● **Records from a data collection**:
— START —

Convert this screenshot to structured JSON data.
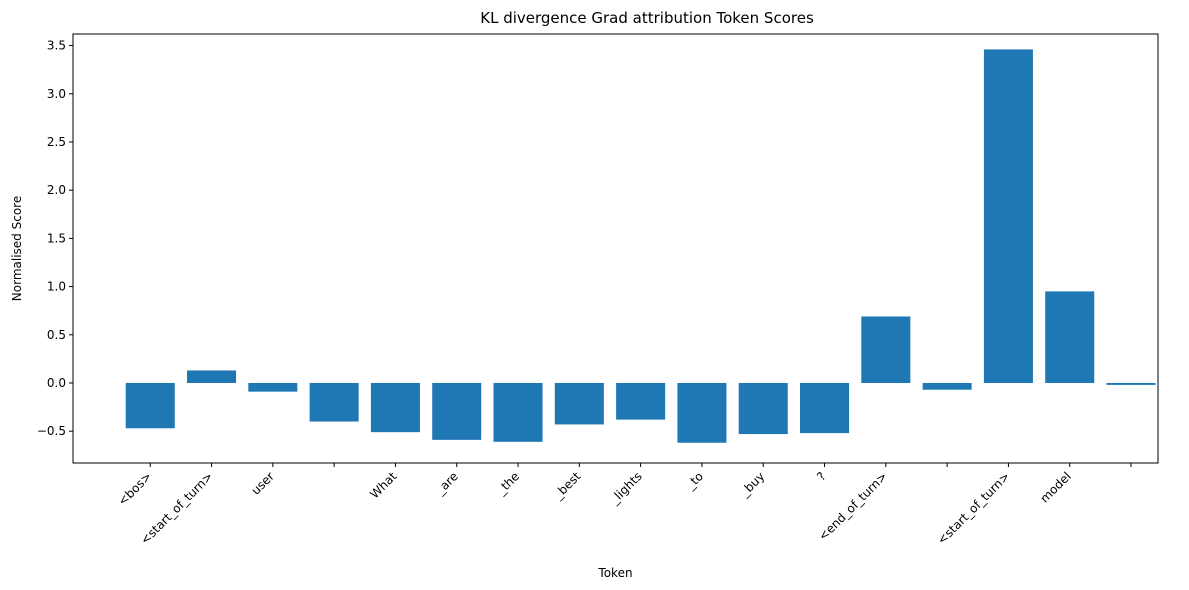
{
  "chart_data": {
    "type": "bar",
    "title": "KL divergence Grad attribution Token Scores",
    "xlabel": "Token",
    "ylabel": "Normalised Score",
    "categories": [
      "<bos>",
      "<start_of_turn>",
      "user",
      "",
      "What",
      "_are",
      "_the",
      "_best",
      "_lights",
      "_to",
      "_buy",
      "?",
      "<end_of_turn>",
      "",
      "<start_of_turn>",
      "model",
      ""
    ],
    "values": [
      -0.47,
      0.13,
      -0.09,
      -0.4,
      -0.51,
      -0.59,
      -0.61,
      -0.43,
      -0.38,
      -0.62,
      -0.53,
      -0.52,
      0.69,
      -0.07,
      3.46,
      0.95,
      -0.02
    ],
    "ylim": [
      -0.83,
      3.62
    ],
    "yticks": [
      -0.5,
      0.0,
      0.5,
      1.0,
      1.5,
      2.0,
      2.5,
      3.0,
      3.5
    ],
    "ytick_labels": [
      "−0.5",
      "0.0",
      "0.5",
      "1.0",
      "1.5",
      "2.0",
      "2.5",
      "3.0",
      "3.5"
    ],
    "grid": false,
    "legend": "none",
    "color": "#1f77b4"
  }
}
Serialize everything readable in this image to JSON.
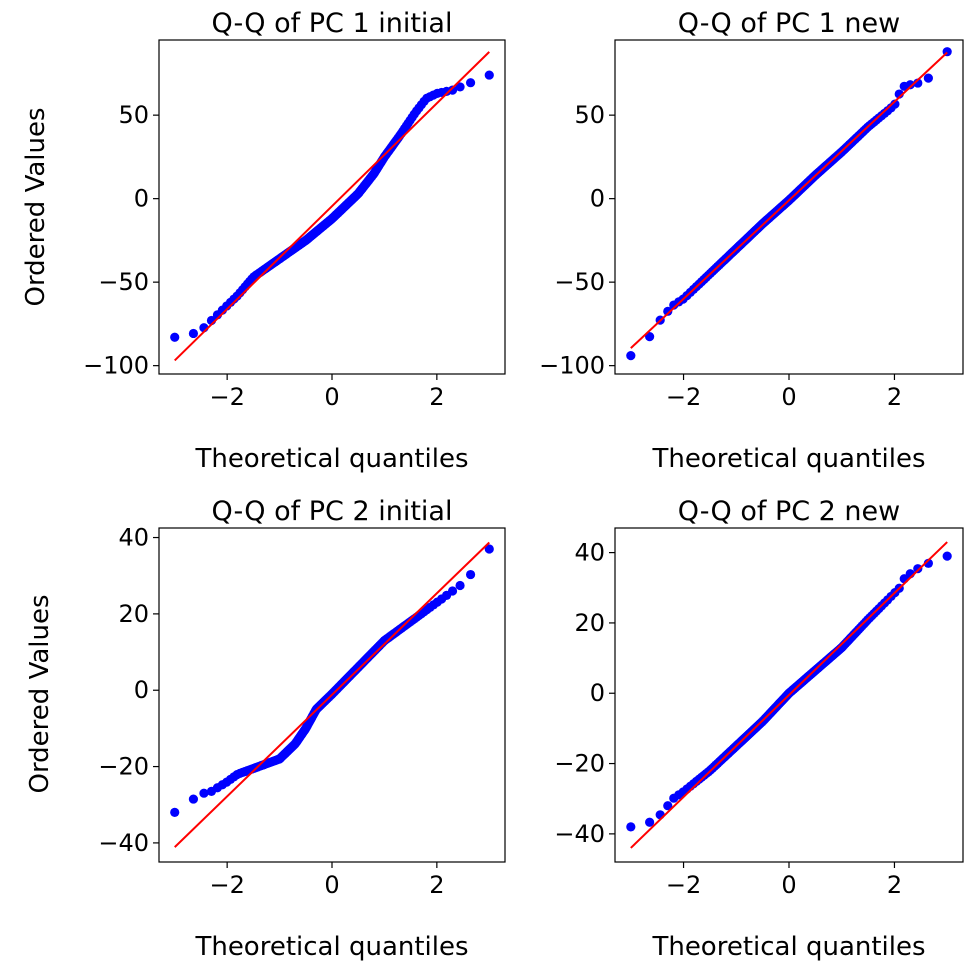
{
  "figure": {
    "ylabel_row1": "Ordered Values",
    "ylabel_row2": "Ordered Values"
  },
  "colors": {
    "points": "#0000ff",
    "fit_line": "#ff0000"
  },
  "chart_data": [
    {
      "type": "scatter",
      "title": "Q-Q of PC 1 initial",
      "xlabel": "Theoretical quantiles",
      "ylabel": "Ordered Values",
      "xlim": [
        -3.3,
        3.3
      ],
      "ylim": [
        -105,
        95
      ],
      "xticks": [
        -2,
        0,
        2
      ],
      "xtick_labels": [
        "−2",
        "0",
        "2"
      ],
      "yticks": [
        -100,
        -50,
        0,
        50
      ],
      "ytick_labels": [
        "−100",
        "−50",
        "0",
        "50"
      ],
      "fit_line": {
        "slope": 30.8,
        "intercept": -4.5
      },
      "profile": [
        [
          -3.0,
          -83
        ],
        [
          -2.75,
          -82
        ],
        [
          -2.5,
          -79
        ],
        [
          -2.2,
          -70
        ],
        [
          -1.8,
          -58
        ],
        [
          -1.5,
          -47
        ],
        [
          -1.0,
          -36
        ],
        [
          -0.5,
          -25
        ],
        [
          0.0,
          -12
        ],
        [
          0.5,
          3
        ],
        [
          0.8,
          15
        ],
        [
          1.0,
          25
        ],
        [
          1.3,
          38
        ],
        [
          1.6,
          52
        ],
        [
          1.8,
          60
        ],
        [
          2.0,
          63
        ],
        [
          2.3,
          65
        ],
        [
          2.6,
          69
        ],
        [
          2.8,
          71
        ],
        [
          3.0,
          74
        ]
      ]
    },
    {
      "type": "scatter",
      "title": "Q-Q of PC 1 new",
      "xlabel": "Theoretical quantiles",
      "ylabel": "",
      "xlim": [
        -3.3,
        3.3
      ],
      "ylim": [
        -105,
        95
      ],
      "xticks": [
        -2,
        0,
        2
      ],
      "xtick_labels": [
        "−2",
        "0",
        "2"
      ],
      "yticks": [
        -100,
        -50,
        0,
        50
      ],
      "ytick_labels": [
        "−100",
        "−50",
        "0",
        "50"
      ],
      "fit_line": {
        "slope": 29.5,
        "intercept": -1
      },
      "profile": [
        [
          -3.0,
          -94
        ],
        [
          -2.75,
          -89
        ],
        [
          -2.55,
          -77
        ],
        [
          -2.4,
          -71
        ],
        [
          -2.2,
          -64
        ],
        [
          -2.0,
          -60
        ],
        [
          -1.5,
          -45
        ],
        [
          -1.0,
          -30
        ],
        [
          -0.5,
          -15
        ],
        [
          0.0,
          -1
        ],
        [
          0.5,
          14
        ],
        [
          1.0,
          28
        ],
        [
          1.5,
          43
        ],
        [
          2.0,
          56
        ],
        [
          2.15,
          67
        ],
        [
          2.4,
          69
        ],
        [
          2.6,
          70
        ],
        [
          2.8,
          80
        ],
        [
          3.0,
          88
        ]
      ]
    },
    {
      "type": "scatter",
      "title": "Q-Q of PC 2 initial",
      "xlabel": "Theoretical quantiles",
      "ylabel": "Ordered Values",
      "xlim": [
        -3.3,
        3.3
      ],
      "ylim": [
        -45,
        42.5
      ],
      "xticks": [
        -2,
        0,
        2
      ],
      "xtick_labels": [
        "−2",
        "0",
        "2"
      ],
      "yticks": [
        -40,
        -20,
        0,
        20,
        40
      ],
      "ytick_labels": [
        "−40",
        "−20",
        "0",
        "20",
        "40"
      ],
      "fit_line": {
        "slope": 13.3,
        "intercept": -1.2
      },
      "profile": [
        [
          -3.0,
          -32
        ],
        [
          -2.75,
          -31
        ],
        [
          -2.6,
          -27.5
        ],
        [
          -2.3,
          -26.5
        ],
        [
          -2.0,
          -24
        ],
        [
          -1.8,
          -22
        ],
        [
          -1.5,
          -20.5
        ],
        [
          -1.0,
          -18
        ],
        [
          -0.7,
          -14
        ],
        [
          -0.5,
          -10
        ],
        [
          -0.3,
          -5
        ],
        [
          0.0,
          -1
        ],
        [
          0.5,
          6
        ],
        [
          1.0,
          13
        ],
        [
          1.5,
          18
        ],
        [
          2.0,
          23
        ],
        [
          2.3,
          26
        ],
        [
          2.6,
          29
        ],
        [
          2.8,
          35
        ],
        [
          3.0,
          37
        ]
      ]
    },
    {
      "type": "scatter",
      "title": "Q-Q of PC 2 new",
      "xlabel": "Theoretical quantiles",
      "ylabel": "",
      "xlim": [
        -3.3,
        3.3
      ],
      "ylim": [
        -48,
        47
      ],
      "xticks": [
        -2,
        0,
        2
      ],
      "xtick_labels": [
        "−2",
        "0",
        "2"
      ],
      "yticks": [
        -40,
        -20,
        0,
        20,
        40
      ],
      "ytick_labels": [
        "−40",
        "−20",
        "0",
        "20",
        "40"
      ],
      "fit_line": {
        "slope": 14.5,
        "intercept": -0.5
      },
      "profile": [
        [
          -3.0,
          -38
        ],
        [
          -2.75,
          -37.5
        ],
        [
          -2.55,
          -36
        ],
        [
          -2.4,
          -34
        ],
        [
          -2.2,
          -30
        ],
        [
          -2.0,
          -28
        ],
        [
          -1.5,
          -22
        ],
        [
          -1.0,
          -15
        ],
        [
          -0.5,
          -8
        ],
        [
          0.0,
          0
        ],
        [
          0.5,
          6.5
        ],
        [
          1.0,
          13
        ],
        [
          1.5,
          21
        ],
        [
          1.9,
          27
        ],
        [
          2.1,
          30
        ],
        [
          2.2,
          33
        ],
        [
          2.5,
          36
        ],
        [
          2.8,
          38
        ],
        [
          3.0,
          39
        ]
      ]
    }
  ]
}
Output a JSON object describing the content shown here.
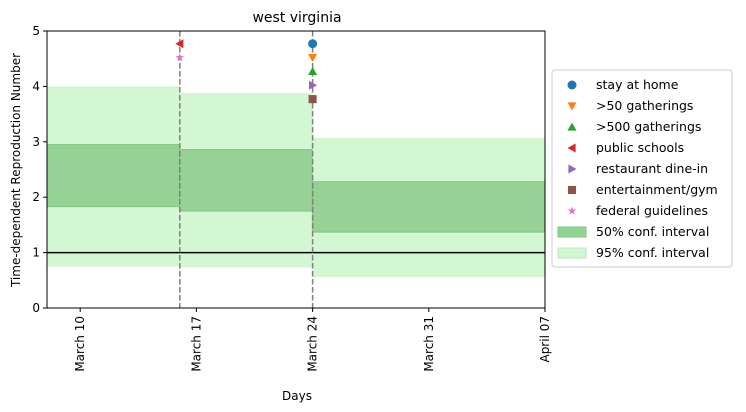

— END —

● **Job**: Select the lines in this material that hold the word "intercept", leaving none out.

● **Task answer**:
        "intercept": -4.5
        "intercept": -1
        "intercept": -1.2
        "intercept": -0.5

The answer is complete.